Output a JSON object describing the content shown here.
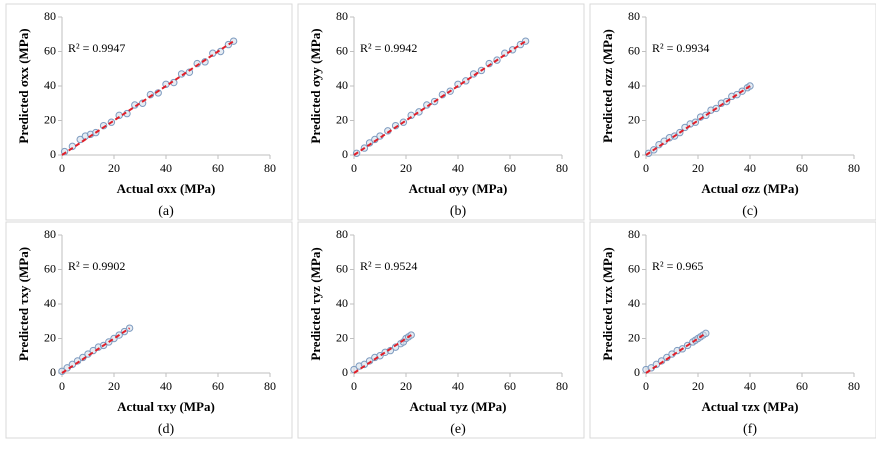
{
  "chart_data": [
    {
      "type": "scatter",
      "caption": "(a)",
      "x_label": "Actual σxx (MPa)",
      "y_label": "Predicted σxx (MPa)",
      "annotation": "R² = 0.9947",
      "x": [
        1,
        4,
        7,
        9,
        11,
        13,
        16,
        19,
        22,
        25,
        28,
        31,
        34,
        37,
        40,
        43,
        46,
        49,
        52,
        55,
        58,
        61,
        64,
        66
      ],
      "values": [
        2,
        5,
        9,
        11,
        12,
        13,
        17,
        19,
        23,
        24,
        29,
        30,
        35,
        36,
        41,
        42,
        47,
        48,
        53,
        54,
        59,
        60,
        64,
        66
      ],
      "fit": {
        "x": [
          0,
          66
        ],
        "y": [
          0,
          66
        ]
      },
      "color": "#7f9cc0",
      "fit_color": "#e0202a",
      "xlim": [
        0,
        80
      ],
      "ylim": [
        0,
        80
      ],
      "xticks": [
        0,
        20,
        40,
        60,
        80
      ],
      "yticks": [
        0,
        20,
        40,
        60,
        80
      ]
    },
    {
      "type": "scatter",
      "caption": "(b)",
      "x_label": "Actual σyy (MPa)",
      "y_label": "Predicted σyy (MPa)",
      "annotation": "R² = 0.9942",
      "x": [
        1,
        4,
        6,
        8,
        10,
        13,
        16,
        19,
        22,
        25,
        28,
        31,
        34,
        37,
        40,
        43,
        46,
        49,
        52,
        55,
        58,
        61,
        64,
        66
      ],
      "values": [
        1,
        4,
        7,
        9,
        11,
        14,
        17,
        19,
        23,
        25,
        29,
        31,
        35,
        37,
        41,
        43,
        47,
        49,
        53,
        55,
        59,
        61,
        64,
        66
      ],
      "fit": {
        "x": [
          0,
          66
        ],
        "y": [
          0,
          66
        ]
      },
      "color": "#7f9cc0",
      "fit_color": "#e0202a",
      "xlim": [
        0,
        80
      ],
      "ylim": [
        0,
        80
      ],
      "xticks": [
        0,
        20,
        40,
        60,
        80
      ],
      "yticks": [
        0,
        20,
        40,
        60,
        80
      ]
    },
    {
      "type": "scatter",
      "caption": "(c)",
      "x_label": "Actual σzz (MPa)",
      "y_label": "Predicted σzz (MPa)",
      "annotation": "R² = 0.9934",
      "x": [
        1,
        3,
        5,
        7,
        9,
        11,
        13,
        15,
        17,
        19,
        21,
        23,
        25,
        27,
        29,
        31,
        33,
        35,
        37,
        39,
        40
      ],
      "values": [
        1,
        3,
        6,
        8,
        10,
        11,
        13,
        16,
        18,
        19,
        22,
        23,
        26,
        27,
        30,
        31,
        34,
        35,
        37,
        39,
        40
      ],
      "fit": {
        "x": [
          0,
          40
        ],
        "y": [
          0,
          40
        ]
      },
      "color": "#7f9cc0",
      "fit_color": "#e0202a",
      "xlim": [
        0,
        80
      ],
      "ylim": [
        0,
        80
      ],
      "xticks": [
        0,
        20,
        40,
        60,
        80
      ],
      "yticks": [
        0,
        20,
        40,
        60,
        80
      ]
    },
    {
      "type": "scatter",
      "caption": "(d)",
      "x_label": "Actual τxy (MPa)",
      "y_label": "Predicted τxy (MPa)",
      "annotation": "R² = 0.9902",
      "x": [
        0,
        2,
        4,
        6,
        8,
        10,
        12,
        14,
        16,
        18,
        20,
        22,
        24,
        26
      ],
      "values": [
        1,
        3,
        5,
        7,
        9,
        11,
        13,
        15,
        16,
        18,
        20,
        22,
        24,
        26
      ],
      "fit": {
        "x": [
          0,
          26
        ],
        "y": [
          0,
          26
        ]
      },
      "color": "#7f9cc0",
      "fit_color": "#e0202a",
      "xlim": [
        0,
        80
      ],
      "ylim": [
        0,
        80
      ],
      "xticks": [
        0,
        20,
        40,
        60,
        80
      ],
      "yticks": [
        0,
        20,
        40,
        60,
        80
      ]
    },
    {
      "type": "scatter",
      "caption": "(e)",
      "x_label": "Actual τyz (MPa)",
      "y_label": "Predicted τyz (MPa)",
      "annotation": "R² = 0.9524",
      "x": [
        0,
        2,
        4,
        6,
        8,
        10,
        12,
        14,
        16,
        18,
        19,
        20,
        21,
        22
      ],
      "values": [
        2,
        4,
        5,
        7,
        9,
        10,
        12,
        13,
        15,
        17,
        18,
        20,
        21,
        22
      ],
      "fit": {
        "x": [
          0,
          22
        ],
        "y": [
          0,
          22
        ]
      },
      "color": "#7f9cc0",
      "fit_color": "#e0202a",
      "xlim": [
        0,
        80
      ],
      "ylim": [
        0,
        80
      ],
      "xticks": [
        0,
        20,
        40,
        60,
        80
      ],
      "yticks": [
        0,
        20,
        40,
        60,
        80
      ]
    },
    {
      "type": "scatter",
      "caption": "(f)",
      "x_label": "Actual τzx (MPa)",
      "y_label": "Predicted τzx (MPa)",
      "annotation": "R² = 0.965",
      "x": [
        0,
        2,
        4,
        6,
        8,
        10,
        12,
        14,
        16,
        18,
        19,
        20,
        21,
        22,
        23
      ],
      "values": [
        2,
        3,
        5,
        7,
        9,
        11,
        13,
        14,
        16,
        18,
        19,
        20,
        21,
        22,
        23
      ],
      "fit": {
        "x": [
          0,
          23
        ],
        "y": [
          0,
          23
        ]
      },
      "color": "#7f9cc0",
      "fit_color": "#e0202a",
      "xlim": [
        0,
        80
      ],
      "ylim": [
        0,
        80
      ],
      "xticks": [
        0,
        20,
        40,
        60,
        80
      ],
      "yticks": [
        0,
        20,
        40,
        60,
        80
      ]
    }
  ]
}
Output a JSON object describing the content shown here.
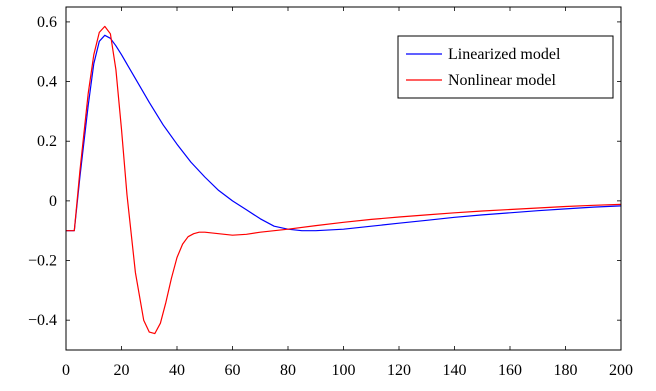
{
  "chart_data": {
    "type": "line",
    "title": "",
    "xlabel": "",
    "ylabel": "",
    "xlim": [
      0,
      200
    ],
    "ylim": [
      -0.5,
      0.65
    ],
    "grid": false,
    "legend_position": "top-right",
    "x_ticks": [
      0,
      20,
      40,
      60,
      80,
      100,
      120,
      140,
      160,
      180,
      200
    ],
    "x_tick_labels": [
      "0",
      "20",
      "40",
      "60",
      "80",
      "100",
      "120",
      "140",
      "160",
      "180",
      "200"
    ],
    "y_ticks": [
      -0.4,
      -0.2,
      0,
      0.2,
      0.4,
      0.6
    ],
    "y_tick_labels": [
      "−0.4",
      "−0.2",
      "0",
      "0.2",
      "0.4",
      "0.6"
    ],
    "series": [
      {
        "name": "Linearized model",
        "color": "#0000ff",
        "x": [
          0,
          3,
          5,
          8,
          10,
          12,
          14,
          16,
          18,
          20,
          25,
          30,
          35,
          40,
          45,
          50,
          55,
          60,
          65,
          70,
          75,
          80,
          85,
          90,
          100,
          110,
          120,
          130,
          140,
          150,
          160,
          170,
          180,
          190,
          200
        ],
        "y": [
          -0.1,
          -0.1,
          0.08,
          0.32,
          0.46,
          0.535,
          0.555,
          0.545,
          0.52,
          0.49,
          0.41,
          0.33,
          0.255,
          0.19,
          0.13,
          0.08,
          0.035,
          0.0,
          -0.03,
          -0.06,
          -0.085,
          -0.095,
          -0.1,
          -0.1,
          -0.095,
          -0.085,
          -0.075,
          -0.065,
          -0.055,
          -0.047,
          -0.04,
          -0.033,
          -0.027,
          -0.021,
          -0.017
        ]
      },
      {
        "name": "Nonlinear model",
        "color": "#ff0000",
        "x": [
          0,
          3,
          5,
          8,
          10,
          12,
          14,
          16,
          18,
          20,
          22,
          25,
          28,
          30,
          32,
          34,
          36,
          38,
          40,
          42,
          44,
          46,
          48,
          50,
          55,
          60,
          65,
          70,
          80,
          90,
          100,
          110,
          120,
          130,
          140,
          150,
          160,
          170,
          180,
          190,
          200
        ],
        "y": [
          -0.1,
          -0.1,
          0.1,
          0.36,
          0.49,
          0.565,
          0.585,
          0.56,
          0.44,
          0.24,
          0.02,
          -0.24,
          -0.4,
          -0.44,
          -0.445,
          -0.41,
          -0.34,
          -0.26,
          -0.19,
          -0.145,
          -0.12,
          -0.11,
          -0.105,
          -0.105,
          -0.11,
          -0.115,
          -0.112,
          -0.105,
          -0.095,
          -0.083,
          -0.072,
          -0.062,
          -0.054,
          -0.047,
          -0.04,
          -0.034,
          -0.029,
          -0.024,
          -0.019,
          -0.015,
          -0.012
        ]
      }
    ]
  }
}
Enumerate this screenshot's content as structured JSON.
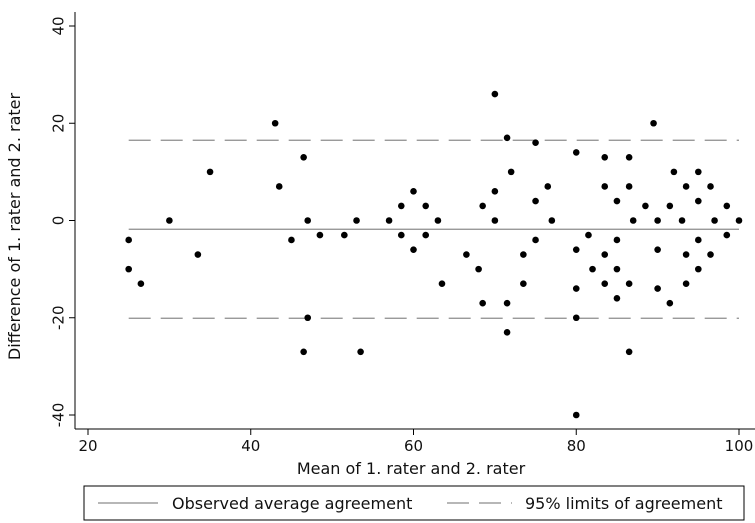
{
  "chart_data": {
    "type": "scatter",
    "title": "",
    "xlabel": "Mean of 1. rater and 2. rater",
    "ylabel": "Difference of 1. rater and 2. rater",
    "xlim": [
      20,
      100
    ],
    "ylim": [
      -40,
      40
    ],
    "x_ticks": [
      20,
      40,
      60,
      80,
      100
    ],
    "y_ticks": [
      -40,
      -20,
      0,
      20,
      40
    ],
    "grid": false,
    "legend_position": "bottom",
    "point_color": "#000000",
    "line_color": "#8c8c8c",
    "mean_difference": -1.8,
    "limits_of_agreement": [
      -20.1,
      16.5
    ],
    "legend": {
      "mean_label": "Observed average agreement",
      "limits_label": "95% limits of agreement"
    },
    "points": [
      [
        25,
        -4
      ],
      [
        25,
        -10
      ],
      [
        26.5,
        -13
      ],
      [
        30,
        0
      ],
      [
        33.5,
        -7
      ],
      [
        35,
        10
      ],
      [
        43,
        20
      ],
      [
        43.5,
        7
      ],
      [
        45,
        -4
      ],
      [
        46.5,
        13
      ],
      [
        46.5,
        -27
      ],
      [
        47,
        0
      ],
      [
        47,
        -20
      ],
      [
        48.5,
        -3
      ],
      [
        51.5,
        -3
      ],
      [
        53,
        0
      ],
      [
        53.5,
        -27
      ],
      [
        57,
        0
      ],
      [
        58.5,
        3
      ],
      [
        58.5,
        -3
      ],
      [
        60,
        6
      ],
      [
        60,
        -6
      ],
      [
        61.5,
        3
      ],
      [
        61.5,
        -3
      ],
      [
        63,
        0
      ],
      [
        63.5,
        -13
      ],
      [
        66.5,
        -7
      ],
      [
        68,
        -10
      ],
      [
        68.5,
        3
      ],
      [
        68.5,
        -17
      ],
      [
        70,
        26
      ],
      [
        70,
        6
      ],
      [
        70,
        0
      ],
      [
        71.5,
        17
      ],
      [
        71.5,
        -17
      ],
      [
        71.5,
        -23
      ],
      [
        72,
        10
      ],
      [
        73.5,
        -7
      ],
      [
        73.5,
        -13
      ],
      [
        75,
        16
      ],
      [
        75,
        4
      ],
      [
        75,
        -4
      ],
      [
        76.5,
        7
      ],
      [
        77,
        0
      ],
      [
        80,
        14
      ],
      [
        80,
        -6
      ],
      [
        80,
        -14
      ],
      [
        80,
        -20
      ],
      [
        80,
        -40
      ],
      [
        81.5,
        -3
      ],
      [
        82,
        -10
      ],
      [
        83.5,
        13
      ],
      [
        83.5,
        7
      ],
      [
        83.5,
        -7
      ],
      [
        83.5,
        -13
      ],
      [
        85,
        4
      ],
      [
        85,
        -4
      ],
      [
        85,
        -10
      ],
      [
        85,
        -16
      ],
      [
        86.5,
        13
      ],
      [
        86.5,
        7
      ],
      [
        86.5,
        -13
      ],
      [
        86.5,
        -27
      ],
      [
        87,
        0
      ],
      [
        88.5,
        3
      ],
      [
        89.5,
        20
      ],
      [
        90,
        0
      ],
      [
        90,
        -6
      ],
      [
        90,
        -14
      ],
      [
        91.5,
        3
      ],
      [
        91.5,
        -17
      ],
      [
        92,
        10
      ],
      [
        93,
        0
      ],
      [
        93.5,
        7
      ],
      [
        93.5,
        -7
      ],
      [
        93.5,
        -13
      ],
      [
        95,
        10
      ],
      [
        95,
        4
      ],
      [
        95,
        -4
      ],
      [
        95,
        -10
      ],
      [
        96.5,
        7
      ],
      [
        96.5,
        -7
      ],
      [
        97,
        0
      ],
      [
        98.5,
        3
      ],
      [
        98.5,
        -3
      ],
      [
        100,
        0
      ]
    ]
  }
}
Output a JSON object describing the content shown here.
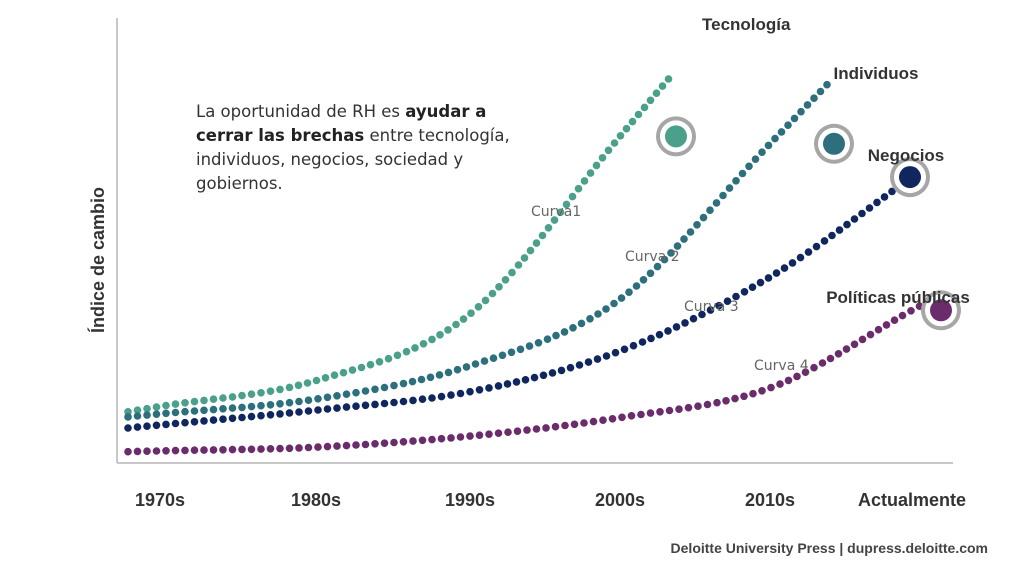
{
  "chart_data": {
    "type": "line",
    "ylabel": "Índice de cambio",
    "xlabel": "",
    "categories": [
      "1970s",
      "1980s",
      "1990s",
      "2000s",
      "2010s",
      "Actualmente"
    ],
    "series": [
      {
        "name": "Tecnología",
        "curve_label": "Curva1",
        "color": "#4aa08a",
        "values": [
          0.05,
          0.12,
          0.3,
          0.78,
          null,
          null
        ]
      },
      {
        "name": "Individuos",
        "curve_label": "Curva 2",
        "color": "#2d6f7d",
        "values": [
          0.03,
          0.07,
          0.16,
          0.34,
          0.76,
          null
        ]
      },
      {
        "name": "Negocios",
        "curve_label": "Curva 3",
        "color": "#10265e",
        "values": [
          0.0,
          0.04,
          0.09,
          0.2,
          0.4,
          0.67
        ]
      },
      {
        "name": "Políticas públicas",
        "curve_label": "Curva 4",
        "color": "#6b2c6c",
        "values": [
          -0.07,
          -0.06,
          -0.03,
          0.02,
          0.1,
          0.31
        ]
      }
    ]
  },
  "callout": {
    "part1": "La oportunidad de RH es ",
    "part2": "ayudar a cerrar las brechas",
    "part3": " entre tecnología, individuos, negocios, sociedad y gobiernos."
  },
  "footer": "Deloitte University Press  |  dupress.deloitte.com"
}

▸ YOUR TASK:
Select and copy every line of the material that holds the string "model".

▸ RESPONSE TO THIS TASK:
        "name": "Linearized model",
        "name": "Nonlinear model",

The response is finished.